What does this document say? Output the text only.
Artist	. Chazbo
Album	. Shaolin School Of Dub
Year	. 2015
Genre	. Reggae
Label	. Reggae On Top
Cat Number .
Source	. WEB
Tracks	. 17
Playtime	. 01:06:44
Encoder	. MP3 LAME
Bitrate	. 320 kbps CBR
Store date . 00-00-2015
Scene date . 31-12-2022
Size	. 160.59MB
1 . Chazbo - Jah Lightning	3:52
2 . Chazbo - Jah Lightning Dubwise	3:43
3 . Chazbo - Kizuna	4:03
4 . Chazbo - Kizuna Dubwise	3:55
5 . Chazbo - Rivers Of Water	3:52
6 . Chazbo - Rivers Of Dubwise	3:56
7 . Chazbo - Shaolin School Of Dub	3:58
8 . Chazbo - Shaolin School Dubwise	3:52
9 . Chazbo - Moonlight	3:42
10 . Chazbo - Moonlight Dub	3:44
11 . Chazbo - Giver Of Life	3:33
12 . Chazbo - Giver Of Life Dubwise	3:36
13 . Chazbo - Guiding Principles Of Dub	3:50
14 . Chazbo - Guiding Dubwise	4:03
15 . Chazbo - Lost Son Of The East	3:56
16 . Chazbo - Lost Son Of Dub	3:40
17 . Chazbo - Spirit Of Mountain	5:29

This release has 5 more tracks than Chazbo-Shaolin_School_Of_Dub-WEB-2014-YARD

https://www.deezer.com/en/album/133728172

++++

▸ Exercise brief: Every record above must be duplicated exactly.

▸ Final answer:
What does this document say? Output the text only.
Artist	. Chazbo
Album	. Shaolin School Of Dub
Year	. 2015
Genre	. Reggae
Label	. Reggae On Top
Cat Number .
Source	. WEB
Tracks	. 17
Playtime	. 01:06:44
Encoder	. MP3 LAME
Bitrate	. 320 kbps CBR
Store date . 00-00-2015
Scene date . 31-12-2022
Size	. 160.59MB
1 . Chazbo - Jah Lightning	3:52
2 . Chazbo - Jah Lightning Dubwise	3:43
3 . Chazbo - Kizuna	4:03
4 . Chazbo - Kizuna Dubwise	3:55
5 . Chazbo - Rivers Of Water	3:52
6 . Chazbo - Rivers Of Dubwise	3:56
7 . Chazbo - Shaolin School Of Dub	3:58
8 . Chazbo - Shaolin School Dubwise	3:52
9 . Chazbo - Moonlight	3:42
10 . Chazbo - Moonlight Dub	3:44
11 . Chazbo - Giver Of Life	3:33
12 . Chazbo - Giver Of Life Dubwise	3:36
13 . Chazbo - Guiding Principles Of Dub	3:50
14 . Chazbo - Guiding Dubwise	4:03
15 . Chazbo - Lost Son Of The East	3:56
16 . Chazbo - Lost Son Of Dub	3:40
17 . Chazbo - Spirit Of Mountain	5:29

This release has 5 more tracks than Chazbo-Shaolin_School_Of_Dub-WEB-2014-YARD

https://www.deezer.com/en/album/133728172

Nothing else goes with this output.